◆ Extrait du document ◆
* * * * * * *

Trois autres principes formulés par ces auteurs font partie des priorités de l’enseignante : la sensibilité à ce qui se passe dans la classe, le maintien du rythme et le chevauchement des activités et le respect des élèves. En effet, l’enseignante tente constamment de prendre le pouls des élèves afin de détecter les comportements inadéquats comme d’éventuelles baisses d’intérêt ou signes d’incompréhension de la part d’élèves, ce qui se traduit d’ailleurs par la formulation du principe directeur de compréhension des élèves faite au point 3.2.1. Aussi, dans le même ordre d’idées, elle pense important d’agir afin de maintenir un rythme adapté au groupe, de faire « (…) en sorte que les événements se succèdent en douceur, de façon continue et selon un ordre logique, plutôt que de suivre un rythme trop rapide et de terminer les activités abruptement. » (Archambault et Chouinard, 2003: p. 111) Au sein de la classe doit par ailleurs régner invariablement le respect. C’est pourquoi l’enseignante affirme se montrer en tout temps respectueuse de ses élèves. Comme le disent Archambault et Chouinard (2003), « Respecter l’élève, c’est lui montrer qu’on l’accepte, quoi qu’il fasse. C’est lui faire sentir qu’on lui accorde de la valeur en tant que personne, même si on désapprouve son comportement, et qu’on lui demande de la changer. » (p. 115). Cela lui permet de préserver le lien tissé avec chacun, un lien crucial, en particulier dans un milieu défavorisé selon le groupe de travail sur le projet de développement de l’expertise et de l’accompagnement en matière d’intervention en milieu défavorisé, mis sur pied par le MELS dans le cadre du programme « Agir autrement ». En effet, ce groupe de professionnels propose l’établissement de relations harmonieuses comme solution pour pallier différentes problématiques rencontrées régulièrement par les enseignants en milieu défavorisé: « (…) des élèves sont impolis ou font usage de violences verbales envers l’enseignant ou entre eux; des élèves commencent souvent après tout le monde, font répéter les consignes, travaillent peu longtemps; des élèves font peu de choses, ne s’engagent pas, ne sont pas intéressés par ce qui est présenté, le niveau de motivation semble être à zéro. » (Groupe de travail SIAA Montréal, 2009: pp. 2-3.)

Pour clore ce portrait de l’enseignante, mentionnons que cette dernière se dit à l’aise avec l’application des principes formulés comme gage de succès, particulièrement en milieu défavorisé, mais aussi consciente de l’apport d’années d’expérience qu’elle ne détient pas encore pour réviser et améliorer ses méthodes de travail. Comme le dit Chouinard (1999), « (…) la gestion de classe représente la préoccupation majeure des enseignants en début de carrière ainsi que leur principale source de difficultés. » (p. 498). Il lui reste donc beaucoup à apprendre autant en pédagogie qu’en didactique, et c’est une des raisons pour lesquelles elle adore déjà la profession : on n’a jamais fini d’apprendre!

* * * * * * *

◆ Données fournies ◆
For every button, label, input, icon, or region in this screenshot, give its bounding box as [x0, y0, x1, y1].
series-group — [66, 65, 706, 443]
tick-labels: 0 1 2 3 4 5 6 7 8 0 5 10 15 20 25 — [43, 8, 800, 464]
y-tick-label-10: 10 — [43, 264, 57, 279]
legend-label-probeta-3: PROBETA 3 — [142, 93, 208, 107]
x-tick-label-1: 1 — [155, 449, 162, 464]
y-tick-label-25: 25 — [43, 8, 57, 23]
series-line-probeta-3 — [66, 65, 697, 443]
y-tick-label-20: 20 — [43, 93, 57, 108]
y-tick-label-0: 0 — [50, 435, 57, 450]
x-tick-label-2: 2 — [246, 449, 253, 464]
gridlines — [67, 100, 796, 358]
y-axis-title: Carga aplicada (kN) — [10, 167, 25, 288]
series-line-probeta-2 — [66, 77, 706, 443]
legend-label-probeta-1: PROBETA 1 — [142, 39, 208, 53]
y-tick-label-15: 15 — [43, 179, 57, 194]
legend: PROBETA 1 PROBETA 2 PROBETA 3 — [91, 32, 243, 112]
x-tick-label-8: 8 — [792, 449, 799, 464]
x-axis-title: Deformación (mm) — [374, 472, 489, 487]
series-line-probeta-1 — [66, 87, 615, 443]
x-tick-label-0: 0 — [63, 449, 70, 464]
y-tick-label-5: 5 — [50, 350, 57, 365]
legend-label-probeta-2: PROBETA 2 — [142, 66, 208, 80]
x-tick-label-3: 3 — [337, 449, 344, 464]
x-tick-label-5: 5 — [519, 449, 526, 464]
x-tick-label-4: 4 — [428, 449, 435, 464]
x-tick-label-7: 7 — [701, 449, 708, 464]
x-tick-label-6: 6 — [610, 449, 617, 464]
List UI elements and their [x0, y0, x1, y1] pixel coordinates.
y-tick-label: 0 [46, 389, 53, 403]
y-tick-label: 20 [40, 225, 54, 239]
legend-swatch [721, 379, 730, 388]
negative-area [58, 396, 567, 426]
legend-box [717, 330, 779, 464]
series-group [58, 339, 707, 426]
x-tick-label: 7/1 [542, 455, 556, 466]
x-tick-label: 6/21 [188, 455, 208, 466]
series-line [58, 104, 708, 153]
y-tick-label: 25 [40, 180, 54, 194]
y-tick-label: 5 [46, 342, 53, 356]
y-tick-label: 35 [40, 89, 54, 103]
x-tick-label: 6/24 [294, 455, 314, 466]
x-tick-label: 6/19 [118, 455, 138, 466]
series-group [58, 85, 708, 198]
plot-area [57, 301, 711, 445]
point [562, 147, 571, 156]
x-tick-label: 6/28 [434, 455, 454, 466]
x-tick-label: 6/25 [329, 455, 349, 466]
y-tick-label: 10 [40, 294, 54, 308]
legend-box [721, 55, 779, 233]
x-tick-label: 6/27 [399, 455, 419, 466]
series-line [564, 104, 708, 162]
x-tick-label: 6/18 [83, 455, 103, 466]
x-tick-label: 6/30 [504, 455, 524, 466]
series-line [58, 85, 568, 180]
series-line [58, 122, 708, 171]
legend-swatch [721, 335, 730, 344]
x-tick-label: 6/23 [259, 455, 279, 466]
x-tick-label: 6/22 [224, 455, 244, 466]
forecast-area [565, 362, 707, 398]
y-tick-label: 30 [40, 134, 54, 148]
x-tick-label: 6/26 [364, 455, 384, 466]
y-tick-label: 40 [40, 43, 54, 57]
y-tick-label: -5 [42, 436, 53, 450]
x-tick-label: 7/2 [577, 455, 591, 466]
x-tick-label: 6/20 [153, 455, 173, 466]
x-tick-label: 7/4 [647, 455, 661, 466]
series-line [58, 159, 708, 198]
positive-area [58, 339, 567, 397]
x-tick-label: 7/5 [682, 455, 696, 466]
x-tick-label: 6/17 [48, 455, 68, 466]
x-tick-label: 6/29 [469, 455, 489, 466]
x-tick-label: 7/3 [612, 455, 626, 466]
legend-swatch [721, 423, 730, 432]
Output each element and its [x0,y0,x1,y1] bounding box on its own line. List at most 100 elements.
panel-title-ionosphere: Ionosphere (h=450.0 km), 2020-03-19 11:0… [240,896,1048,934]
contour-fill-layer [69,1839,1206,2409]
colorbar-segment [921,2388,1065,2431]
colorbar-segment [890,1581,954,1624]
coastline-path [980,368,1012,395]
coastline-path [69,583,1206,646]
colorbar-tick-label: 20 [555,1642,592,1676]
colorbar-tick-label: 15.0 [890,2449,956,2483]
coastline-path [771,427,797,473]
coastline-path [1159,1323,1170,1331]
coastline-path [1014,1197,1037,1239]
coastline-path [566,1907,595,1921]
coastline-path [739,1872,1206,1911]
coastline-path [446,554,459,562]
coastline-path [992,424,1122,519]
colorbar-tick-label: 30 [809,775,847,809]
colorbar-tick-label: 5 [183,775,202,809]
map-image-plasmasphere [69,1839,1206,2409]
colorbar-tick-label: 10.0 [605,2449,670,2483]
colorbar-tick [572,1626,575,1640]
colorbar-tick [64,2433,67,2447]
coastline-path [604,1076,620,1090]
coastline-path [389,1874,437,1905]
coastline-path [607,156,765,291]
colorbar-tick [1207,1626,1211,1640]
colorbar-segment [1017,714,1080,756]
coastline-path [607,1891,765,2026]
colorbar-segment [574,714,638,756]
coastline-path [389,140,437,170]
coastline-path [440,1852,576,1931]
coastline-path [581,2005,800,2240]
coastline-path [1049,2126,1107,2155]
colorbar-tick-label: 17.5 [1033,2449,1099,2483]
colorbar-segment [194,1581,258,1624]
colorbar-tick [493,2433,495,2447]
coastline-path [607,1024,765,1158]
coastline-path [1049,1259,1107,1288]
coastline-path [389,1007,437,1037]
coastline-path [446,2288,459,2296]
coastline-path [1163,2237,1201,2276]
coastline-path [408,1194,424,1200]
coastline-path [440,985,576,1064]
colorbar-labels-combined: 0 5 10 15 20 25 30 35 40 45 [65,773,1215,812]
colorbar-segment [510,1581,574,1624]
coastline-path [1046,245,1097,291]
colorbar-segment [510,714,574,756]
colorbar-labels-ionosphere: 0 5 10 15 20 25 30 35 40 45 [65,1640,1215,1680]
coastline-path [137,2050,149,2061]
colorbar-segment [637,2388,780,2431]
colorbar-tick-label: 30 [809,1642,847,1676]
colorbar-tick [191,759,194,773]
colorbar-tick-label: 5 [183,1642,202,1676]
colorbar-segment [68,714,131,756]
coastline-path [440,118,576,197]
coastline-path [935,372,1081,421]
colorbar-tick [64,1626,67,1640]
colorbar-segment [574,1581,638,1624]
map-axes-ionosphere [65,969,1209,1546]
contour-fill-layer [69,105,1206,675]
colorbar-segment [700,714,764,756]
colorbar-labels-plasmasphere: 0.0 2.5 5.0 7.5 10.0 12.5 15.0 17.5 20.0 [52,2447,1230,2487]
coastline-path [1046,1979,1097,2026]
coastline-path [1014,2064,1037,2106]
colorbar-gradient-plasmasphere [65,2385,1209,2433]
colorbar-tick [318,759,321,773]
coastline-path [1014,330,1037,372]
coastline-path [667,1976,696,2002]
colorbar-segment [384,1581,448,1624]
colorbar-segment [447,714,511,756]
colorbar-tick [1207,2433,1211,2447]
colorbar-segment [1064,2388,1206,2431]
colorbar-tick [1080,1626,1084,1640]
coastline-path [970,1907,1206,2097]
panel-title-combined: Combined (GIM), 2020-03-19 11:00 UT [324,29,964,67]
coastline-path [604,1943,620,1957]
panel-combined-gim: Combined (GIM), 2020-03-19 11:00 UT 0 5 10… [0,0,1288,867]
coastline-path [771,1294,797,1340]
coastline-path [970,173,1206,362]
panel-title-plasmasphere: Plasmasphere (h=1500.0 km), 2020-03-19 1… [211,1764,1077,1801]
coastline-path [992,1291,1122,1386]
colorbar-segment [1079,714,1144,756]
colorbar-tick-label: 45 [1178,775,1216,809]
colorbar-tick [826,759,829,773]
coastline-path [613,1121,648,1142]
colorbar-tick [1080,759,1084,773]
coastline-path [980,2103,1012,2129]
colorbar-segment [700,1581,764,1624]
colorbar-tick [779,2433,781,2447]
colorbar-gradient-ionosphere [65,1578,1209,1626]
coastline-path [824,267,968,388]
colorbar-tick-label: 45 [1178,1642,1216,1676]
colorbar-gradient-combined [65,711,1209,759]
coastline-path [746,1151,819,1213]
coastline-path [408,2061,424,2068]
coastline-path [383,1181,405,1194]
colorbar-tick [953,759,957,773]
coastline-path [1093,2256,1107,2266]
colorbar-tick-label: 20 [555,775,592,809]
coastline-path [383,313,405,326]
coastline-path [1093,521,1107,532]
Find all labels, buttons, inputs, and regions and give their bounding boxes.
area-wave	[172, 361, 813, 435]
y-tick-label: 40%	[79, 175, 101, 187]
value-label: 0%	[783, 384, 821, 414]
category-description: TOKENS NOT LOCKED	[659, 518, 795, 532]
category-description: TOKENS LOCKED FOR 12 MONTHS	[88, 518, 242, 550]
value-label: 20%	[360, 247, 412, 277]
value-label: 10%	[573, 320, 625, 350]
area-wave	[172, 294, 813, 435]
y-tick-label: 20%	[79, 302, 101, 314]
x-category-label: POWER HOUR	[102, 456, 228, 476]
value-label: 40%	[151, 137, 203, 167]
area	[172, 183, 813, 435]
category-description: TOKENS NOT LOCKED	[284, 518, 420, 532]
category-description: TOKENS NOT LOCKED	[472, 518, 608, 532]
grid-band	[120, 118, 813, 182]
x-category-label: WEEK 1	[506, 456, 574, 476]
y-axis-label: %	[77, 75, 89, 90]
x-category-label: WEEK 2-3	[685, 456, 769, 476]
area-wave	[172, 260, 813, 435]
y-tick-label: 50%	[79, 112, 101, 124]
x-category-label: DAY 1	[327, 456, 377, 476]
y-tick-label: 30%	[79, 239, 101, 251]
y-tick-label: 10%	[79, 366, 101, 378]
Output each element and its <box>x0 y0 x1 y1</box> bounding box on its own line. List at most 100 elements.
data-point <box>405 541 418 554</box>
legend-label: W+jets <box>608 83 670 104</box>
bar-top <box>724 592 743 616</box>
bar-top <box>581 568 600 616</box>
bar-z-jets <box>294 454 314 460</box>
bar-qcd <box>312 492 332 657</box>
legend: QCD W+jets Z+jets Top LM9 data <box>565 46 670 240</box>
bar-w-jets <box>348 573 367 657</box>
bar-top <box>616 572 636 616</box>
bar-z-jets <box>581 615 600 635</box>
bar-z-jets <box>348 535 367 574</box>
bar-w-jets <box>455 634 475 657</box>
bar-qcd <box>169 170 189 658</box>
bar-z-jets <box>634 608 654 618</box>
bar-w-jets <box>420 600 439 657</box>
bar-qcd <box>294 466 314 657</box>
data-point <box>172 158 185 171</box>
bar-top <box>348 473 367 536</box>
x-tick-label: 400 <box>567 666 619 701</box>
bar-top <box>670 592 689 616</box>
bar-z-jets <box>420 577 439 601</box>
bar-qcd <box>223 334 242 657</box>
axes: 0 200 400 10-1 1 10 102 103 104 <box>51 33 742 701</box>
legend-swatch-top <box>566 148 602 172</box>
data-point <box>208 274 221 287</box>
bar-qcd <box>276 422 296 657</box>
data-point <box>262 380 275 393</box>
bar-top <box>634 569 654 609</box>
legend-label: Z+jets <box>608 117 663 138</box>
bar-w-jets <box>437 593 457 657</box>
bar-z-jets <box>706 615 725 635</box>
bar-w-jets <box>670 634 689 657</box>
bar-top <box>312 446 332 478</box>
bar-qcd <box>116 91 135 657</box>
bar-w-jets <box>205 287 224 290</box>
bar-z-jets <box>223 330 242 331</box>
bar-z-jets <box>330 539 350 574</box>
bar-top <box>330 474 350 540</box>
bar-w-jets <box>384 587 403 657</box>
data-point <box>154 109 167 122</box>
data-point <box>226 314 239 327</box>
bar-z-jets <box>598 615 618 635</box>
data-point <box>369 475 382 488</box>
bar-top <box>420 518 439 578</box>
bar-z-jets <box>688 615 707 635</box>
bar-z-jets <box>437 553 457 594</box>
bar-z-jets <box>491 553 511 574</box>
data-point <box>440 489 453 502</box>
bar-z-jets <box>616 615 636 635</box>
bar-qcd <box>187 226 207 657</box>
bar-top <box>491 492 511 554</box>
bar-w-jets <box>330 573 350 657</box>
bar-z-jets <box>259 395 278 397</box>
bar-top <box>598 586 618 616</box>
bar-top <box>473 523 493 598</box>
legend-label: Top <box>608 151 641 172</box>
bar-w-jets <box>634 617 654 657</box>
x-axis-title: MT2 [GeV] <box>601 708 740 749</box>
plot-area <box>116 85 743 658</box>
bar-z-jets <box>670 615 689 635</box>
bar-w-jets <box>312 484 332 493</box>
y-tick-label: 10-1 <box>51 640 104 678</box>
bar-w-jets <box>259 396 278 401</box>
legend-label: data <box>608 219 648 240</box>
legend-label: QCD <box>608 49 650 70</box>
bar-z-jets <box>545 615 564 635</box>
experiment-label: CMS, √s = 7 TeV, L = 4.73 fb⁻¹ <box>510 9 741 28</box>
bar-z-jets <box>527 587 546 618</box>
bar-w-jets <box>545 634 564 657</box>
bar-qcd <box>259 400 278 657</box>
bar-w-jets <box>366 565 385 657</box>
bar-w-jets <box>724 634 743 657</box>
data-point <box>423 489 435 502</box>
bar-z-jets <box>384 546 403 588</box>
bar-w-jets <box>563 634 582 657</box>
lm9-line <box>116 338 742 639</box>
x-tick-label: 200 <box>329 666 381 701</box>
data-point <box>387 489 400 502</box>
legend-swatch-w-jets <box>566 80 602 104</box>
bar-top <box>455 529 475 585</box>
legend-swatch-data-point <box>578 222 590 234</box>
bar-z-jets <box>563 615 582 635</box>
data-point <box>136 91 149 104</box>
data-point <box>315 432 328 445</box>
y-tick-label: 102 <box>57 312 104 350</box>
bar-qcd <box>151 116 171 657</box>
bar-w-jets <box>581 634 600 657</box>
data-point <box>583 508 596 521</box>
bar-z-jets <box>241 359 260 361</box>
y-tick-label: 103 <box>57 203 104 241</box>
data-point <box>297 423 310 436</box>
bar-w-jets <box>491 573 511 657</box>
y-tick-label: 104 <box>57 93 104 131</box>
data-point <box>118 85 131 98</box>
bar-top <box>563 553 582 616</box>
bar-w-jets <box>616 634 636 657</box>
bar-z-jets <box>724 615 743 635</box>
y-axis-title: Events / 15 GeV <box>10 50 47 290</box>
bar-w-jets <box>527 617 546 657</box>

* * * * * * *

◆ Travail demandé ◆
1. D'après l'extrait du document, que représente la gestion de classe pour les enseignants en début de carrière selon Chouinard (1999) ?
2. Modifiez le passage de l'extrait du document qui commence par « Pour clore ce » et se termine par « jamais fini d’apprendre! » en y remplaçant « portrait » par « tableau ».

◆ Réponses attendues ◆
1. Elle représente leur préoccupation majeure ainsi que leur principale source de difficultés.

2.
Pour clore ce tableau de l’enseignante, mentionnons que cette dernière se dit à l’aise avec l’application des principes formulés comme gage de succès, particulièrement en milieu défavorisé, mais aussi consciente de l’apport d’années d’expérience qu’elle ne détient pas encore pour réviser et améliorer ses méthodes de travail. Comme le dit Chouinard (1999), « (…) la gestion de classe représente la préoccupation majeure des enseignants en début de carrière ainsi que leur principale source de difficultés. » (p. 498). Il lui reste donc beaucoup à apprendre autant en pédagogie qu’en didactique, et c’est une des raisons pour lesquelles elle adore déjà la profession : on n’a jamais fini d’apprendre!